* _Given instruction_:
Copy out the records below, swapping every instance of "interactable" for "clickable" and leaving everything else unchanged.

----------------------------------------

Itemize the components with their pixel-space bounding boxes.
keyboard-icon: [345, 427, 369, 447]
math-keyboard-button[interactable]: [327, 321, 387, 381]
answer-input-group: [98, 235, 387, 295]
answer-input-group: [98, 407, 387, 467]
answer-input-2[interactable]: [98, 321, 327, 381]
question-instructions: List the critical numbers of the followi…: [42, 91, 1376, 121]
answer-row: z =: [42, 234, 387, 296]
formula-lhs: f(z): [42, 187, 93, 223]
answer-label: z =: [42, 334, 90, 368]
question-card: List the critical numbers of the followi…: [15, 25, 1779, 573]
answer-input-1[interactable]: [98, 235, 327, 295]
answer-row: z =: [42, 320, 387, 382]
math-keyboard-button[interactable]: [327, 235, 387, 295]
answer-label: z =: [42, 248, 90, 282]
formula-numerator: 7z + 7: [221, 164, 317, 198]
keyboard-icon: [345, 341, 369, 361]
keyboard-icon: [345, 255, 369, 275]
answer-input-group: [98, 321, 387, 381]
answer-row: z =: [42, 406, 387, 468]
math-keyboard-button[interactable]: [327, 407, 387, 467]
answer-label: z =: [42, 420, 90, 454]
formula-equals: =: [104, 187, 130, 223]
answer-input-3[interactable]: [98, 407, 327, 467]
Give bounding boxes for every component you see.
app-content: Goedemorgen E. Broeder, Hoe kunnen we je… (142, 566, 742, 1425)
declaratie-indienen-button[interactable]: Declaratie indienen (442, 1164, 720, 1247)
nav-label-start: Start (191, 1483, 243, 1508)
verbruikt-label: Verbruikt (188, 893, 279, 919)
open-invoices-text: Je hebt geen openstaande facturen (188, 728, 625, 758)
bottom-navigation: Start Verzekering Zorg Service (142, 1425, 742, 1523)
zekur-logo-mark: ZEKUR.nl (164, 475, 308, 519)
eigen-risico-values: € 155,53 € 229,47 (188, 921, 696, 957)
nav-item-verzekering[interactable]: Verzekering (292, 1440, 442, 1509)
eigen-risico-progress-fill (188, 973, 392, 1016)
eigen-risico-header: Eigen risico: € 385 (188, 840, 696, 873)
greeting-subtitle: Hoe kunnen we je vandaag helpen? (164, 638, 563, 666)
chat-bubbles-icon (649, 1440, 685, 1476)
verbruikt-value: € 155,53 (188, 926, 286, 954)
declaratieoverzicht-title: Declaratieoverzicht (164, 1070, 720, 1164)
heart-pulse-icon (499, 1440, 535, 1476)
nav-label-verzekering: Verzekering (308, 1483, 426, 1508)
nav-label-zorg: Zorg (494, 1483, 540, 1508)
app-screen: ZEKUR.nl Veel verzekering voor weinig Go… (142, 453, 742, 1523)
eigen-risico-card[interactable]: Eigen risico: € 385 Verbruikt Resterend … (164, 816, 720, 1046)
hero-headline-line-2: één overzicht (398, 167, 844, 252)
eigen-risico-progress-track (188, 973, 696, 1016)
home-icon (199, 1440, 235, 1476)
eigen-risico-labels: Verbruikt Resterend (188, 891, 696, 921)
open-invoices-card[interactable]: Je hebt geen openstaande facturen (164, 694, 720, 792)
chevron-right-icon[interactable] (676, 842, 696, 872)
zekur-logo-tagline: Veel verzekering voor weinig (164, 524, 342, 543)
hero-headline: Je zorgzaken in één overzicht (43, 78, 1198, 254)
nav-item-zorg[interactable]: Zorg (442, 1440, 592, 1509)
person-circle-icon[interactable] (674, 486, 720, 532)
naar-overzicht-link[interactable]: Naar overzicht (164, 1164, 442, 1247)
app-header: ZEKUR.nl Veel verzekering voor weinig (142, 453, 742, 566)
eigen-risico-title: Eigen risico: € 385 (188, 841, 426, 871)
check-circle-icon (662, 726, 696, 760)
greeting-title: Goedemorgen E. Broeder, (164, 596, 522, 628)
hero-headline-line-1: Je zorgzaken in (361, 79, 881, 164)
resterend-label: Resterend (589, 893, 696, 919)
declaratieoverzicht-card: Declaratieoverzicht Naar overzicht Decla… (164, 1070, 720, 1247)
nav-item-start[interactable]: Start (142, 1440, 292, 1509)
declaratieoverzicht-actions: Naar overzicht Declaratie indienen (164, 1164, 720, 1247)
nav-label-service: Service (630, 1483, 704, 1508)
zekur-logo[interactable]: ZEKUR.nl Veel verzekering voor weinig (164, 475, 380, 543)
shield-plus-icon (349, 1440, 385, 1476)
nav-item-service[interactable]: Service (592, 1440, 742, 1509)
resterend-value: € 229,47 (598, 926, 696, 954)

----------------------------------------

* _Answer to the problem_:
Itemize the components with their pixel-space bounding boxes.
keyboard-icon: [345, 427, 369, 447]
math-keyboard-button[clickable]: [327, 321, 387, 381]
answer-input-group: [98, 235, 387, 295]
answer-input-group: [98, 407, 387, 467]
answer-input-2[clickable]: [98, 321, 327, 381]
question-instructions: List the critical numbers of the followi…: [42, 91, 1376, 121]
answer-row: z =: [42, 234, 387, 296]
formula-lhs: f(z): [42, 187, 93, 223]
answer-label: z =: [42, 334, 90, 368]
question-card: List the critical numbers of the followi…: [15, 25, 1779, 573]
answer-input-1[clickable]: [98, 235, 327, 295]
answer-row: z =: [42, 320, 387, 382]
math-keyboard-button[clickable]: [327, 235, 387, 295]
answer-label: z =: [42, 248, 90, 282]
formula-numerator: 7z + 7: [221, 164, 317, 198]
keyboard-icon: [345, 341, 369, 361]
keyboard-icon: [345, 255, 369, 275]
answer-input-group: [98, 321, 387, 381]
answer-row: z =: [42, 406, 387, 468]
math-keyboard-button[clickable]: [327, 407, 387, 467]
answer-label: z =: [42, 420, 90, 454]
formula-equals: =: [104, 187, 130, 223]
answer-input-3[clickable]: [98, 407, 327, 467]
Give bounding boxes for every component you see.
app-content: Goedemorgen E. Broeder, Hoe kunnen we je… (142, 566, 742, 1425)
declaratie-indienen-button[clickable]: Declaratie indienen (442, 1164, 720, 1247)
nav-label-start: Start (191, 1483, 243, 1508)
verbruikt-label: Verbruikt (188, 893, 279, 919)
open-invoices-text: Je hebt geen openstaande facturen (188, 728, 625, 758)
bottom-navigation: Start Verzekering Zorg Service (142, 1425, 742, 1523)
zekur-logo-mark: ZEKUR.nl (164, 475, 308, 519)
eigen-risico-values: € 155,53 € 229,47 (188, 921, 696, 957)
nav-item-verzekering[clickable]: Verzekering (292, 1440, 442, 1509)
eigen-risico-progress-fill (188, 973, 392, 1016)
eigen-risico-header: Eigen risico: € 385 (188, 840, 696, 873)
greeting-subtitle: Hoe kunnen we je vandaag helpen? (164, 638, 563, 666)
chat-bubbles-icon (649, 1440, 685, 1476)
verbruikt-value: € 155,53 (188, 926, 286, 954)
declaratieoverzicht-title: Declaratieoverzicht (164, 1070, 720, 1164)
heart-pulse-icon (499, 1440, 535, 1476)
nav-label-verzekering: Verzekering (308, 1483, 426, 1508)
nav-label-zorg: Zorg (494, 1483, 540, 1508)
app-screen: ZEKUR.nl Veel verzekering voor weinig Go… (142, 453, 742, 1523)
eigen-risico-card[clickable]: Eigen risico: € 385 Verbruikt Resterend … (164, 816, 720, 1046)
hero-headline-line-2: één overzicht (398, 167, 844, 252)
eigen-risico-progress-track (188, 973, 696, 1016)
home-icon (199, 1440, 235, 1476)
eigen-risico-labels: Verbruikt Resterend (188, 891, 696, 921)
open-invoices-card[clickable]: Je hebt geen openstaande facturen (164, 694, 720, 792)
chevron-right-icon[clickable] (676, 842, 696, 872)
zekur-logo-tagline: Veel verzekering voor weinig (164, 524, 342, 543)
hero-headline: Je zorgzaken in één overzicht (43, 78, 1198, 254)
nav-item-zorg[clickable]: Zorg (442, 1440, 592, 1509)
person-circle-icon[clickable] (674, 486, 720, 532)
naar-overzicht-link[clickable]: Naar overzicht (164, 1164, 442, 1247)
app-header: ZEKUR.nl Veel verzekering voor weinig (142, 453, 742, 566)
eigen-risico-title: Eigen risico: € 385 (188, 841, 426, 871)
check-circle-icon (662, 726, 696, 760)
greeting-title: Goedemorgen E. Broeder, (164, 596, 522, 628)
hero-headline-line-1: Je zorgzaken in (361, 79, 881, 164)
resterend-label: Resterend (589, 893, 696, 919)
declaratieoverzicht-card: Declaratieoverzicht Naar overzicht Decla… (164, 1070, 720, 1247)
nav-item-start[clickable]: Start (142, 1440, 292, 1509)
declaratieoverzicht-actions: Naar overzicht Declaratie indienen (164, 1164, 720, 1247)
nav-label-service: Service (630, 1483, 704, 1508)
zekur-logo[clickable]: ZEKUR.nl Veel verzekering voor weinig (164, 475, 380, 543)
shield-plus-icon (349, 1440, 385, 1476)
nav-item-service[clickable]: Service (592, 1440, 742, 1509)
resterend-value: € 229,47 (598, 926, 696, 954)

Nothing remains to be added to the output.